### Task goal
Skip the pictures. Reproduce all other material exactly.

### Given entries
=-=-=

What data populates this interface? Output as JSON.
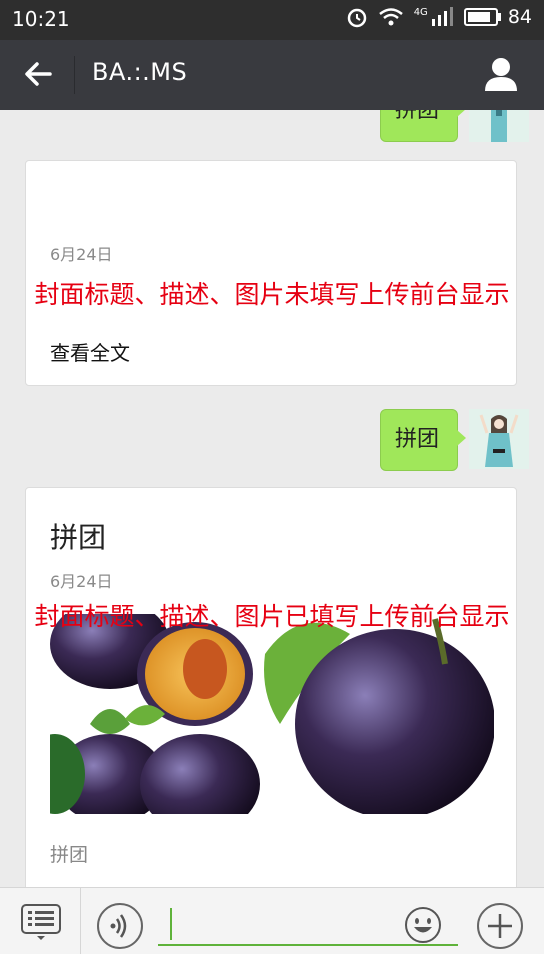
{
  "status": {
    "time": "10:21",
    "network": "4G",
    "battery": "84",
    "battery_level": 0.84
  },
  "header": {
    "title": "BA.:.MS"
  },
  "messages": [
    {
      "type": "sent",
      "text": "拼团"
    },
    {
      "type": "card",
      "date": "6月24日",
      "overlay": "封面标题、描述、图片未填写上传前台显示",
      "read_all": "查看全文"
    },
    {
      "type": "sent",
      "text": "拼团"
    },
    {
      "type": "card",
      "title": "拼团",
      "date": "6月24日",
      "overlay": "封面标题、描述、图片已填写上传前台显示",
      "desc": "拼团"
    }
  ],
  "colors": {
    "bubble": "#a0e75a",
    "overlay_text": "#e60012",
    "titlebar": "#393a3f"
  },
  "icons": [
    "back-arrow-icon",
    "profile-icon",
    "alarm-icon",
    "wifi-icon",
    "signal-icon",
    "menu-icon",
    "voice-icon",
    "emoji-icon",
    "plus-icon"
  ]
}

=-=-=

### Output for this task
What data populates this interface? Output as JSON.
{
  "status": {
    "time": "10:21",
    "network": "4G",
    "battery": "84",
    "battery_level": 0.84
  },
  "header": {
    "title": "BA.:.MS"
  },
  "messages": [
    {
      "type": "sent",
      "text": "拼团"
    },
    {
      "type": "card",
      "date": "6月24日",
      "overlay": "封面标题、描述、图片未填写上传前台显示",
      "read_all": "查看全文"
    },
    {
      "type": "sent",
      "text": "拼团"
    },
    {
      "type": "card",
      "title": "拼团",
      "date": "6月24日",
      "overlay": "封面标题、描述、图片已填写上传前台显示",
      "desc": "拼团"
    }
  ],
  "colors": {
    "bubble": "#a0e75a",
    "overlay_text": "#e60012",
    "titlebar": "#393a3f"
  },
  "icons": [
    "back-arrow-icon",
    "profile-icon",
    "alarm-icon",
    "wifi-icon",
    "signal-icon",
    "menu-icon",
    "voice-icon",
    "emoji-icon",
    "plus-icon"
  ]
}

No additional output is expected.